WRITTEN INSTRUCTION → Scan the data. Collect each line that contains the word "apud".

SOURCE MATERIAL →
— Start —
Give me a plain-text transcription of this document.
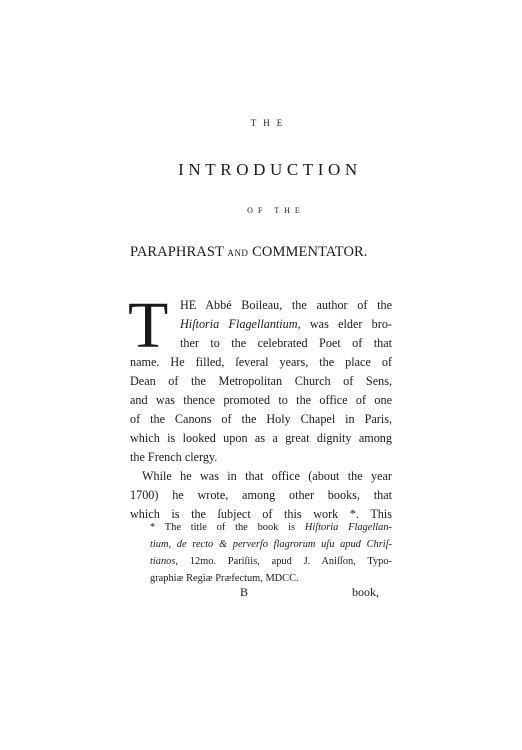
THE
INTRODUCTION
OF THE
PARAPHRAST AND COMMENTATOR.
T HE Abbé Boileau, the author of the
Hiſtoria Flagellantium, was elder bro-
ther to the celebrated Poet of that
name. He filled, ſeveral years, the place of
Dean of the Metropolitan Church of Sens,
and was thence promoted to the office of one
of the Canons of the Holy Chapel in Paris,
which is looked upon as a great dignity among
the French clergy.
While he was in that office (about the year
1700) he wrote, among other books, that
which is the ſubject of this work *. This
* The title of the book is Hiſtoria Flagellan-
tium, de recto & perverſo flagrorum uſu apud Chriſ-
tianos, 12mo. Pariſiis, apud J. Aniſſon, Typo-
graphiæ Regiæ Præfectum, MDCC.
B	book,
— End —
TASK ANSWER →
tium, de recto & perverſo flagrorum uſu apud Chriſ-
tianos, 12mo. Pariſiis, apud J. Aniſſon, Typo-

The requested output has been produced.